● **ROWS**

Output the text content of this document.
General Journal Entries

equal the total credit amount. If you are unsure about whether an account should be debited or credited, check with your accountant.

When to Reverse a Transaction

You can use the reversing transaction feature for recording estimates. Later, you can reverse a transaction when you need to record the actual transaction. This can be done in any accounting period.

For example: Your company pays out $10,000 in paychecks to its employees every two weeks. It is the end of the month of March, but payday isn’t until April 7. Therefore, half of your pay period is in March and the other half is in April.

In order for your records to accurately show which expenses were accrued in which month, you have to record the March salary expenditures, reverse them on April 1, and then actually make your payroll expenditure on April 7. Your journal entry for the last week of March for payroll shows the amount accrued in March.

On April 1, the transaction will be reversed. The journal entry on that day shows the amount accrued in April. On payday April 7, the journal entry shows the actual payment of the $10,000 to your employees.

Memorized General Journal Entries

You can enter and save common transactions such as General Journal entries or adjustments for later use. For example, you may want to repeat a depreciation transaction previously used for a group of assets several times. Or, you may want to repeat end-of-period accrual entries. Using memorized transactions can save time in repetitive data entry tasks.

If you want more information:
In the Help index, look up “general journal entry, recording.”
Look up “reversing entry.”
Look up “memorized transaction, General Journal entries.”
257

● **EXERCISE INSTRUCTIONS**
Output all of the data again. Match it exactly.

● **SOLUTION FOR THIS TASK**
Output the text content of this document.
General Journal Entries

equal the total credit amount. If you are unsure about whether an account should be debited or credited, check with your accountant.

When to Reverse a Transaction

You can use the reversing transaction feature for recording estimates. Later, you can reverse a transaction when you need to record the actual transaction. This can be done in any accounting period.

For example: Your company pays out $10,000 in paychecks to its employees every two weeks. It is the end of the month of March, but payday isn’t until April 7. Therefore, half of your pay period is in March and the other half is in April.

In order for your records to accurately show which expenses were accrued in which month, you have to record the March salary expenditures, reverse them on April 1, and then actually make your payroll expenditure on April 7. Your journal entry for the last week of March for payroll shows the amount accrued in March.

On April 1, the transaction will be reversed. The journal entry on that day shows the amount accrued in April. On payday April 7, the journal entry shows the actual payment of the $10,000 to your employees.

Memorized General Journal Entries

You can enter and save common transactions such as General Journal entries or adjustments for later use. For example, you may want to repeat a depreciation transaction previously used for a group of assets several times. Or, you may want to repeat end-of-period accrual entries. Using memorized transactions can save time in repetitive data entry tasks.

If you want more information:
In the Help index, look up “general journal entry, recording.”
Look up “reversing entry.”
Look up “memorized transaction, General Journal entries.”
257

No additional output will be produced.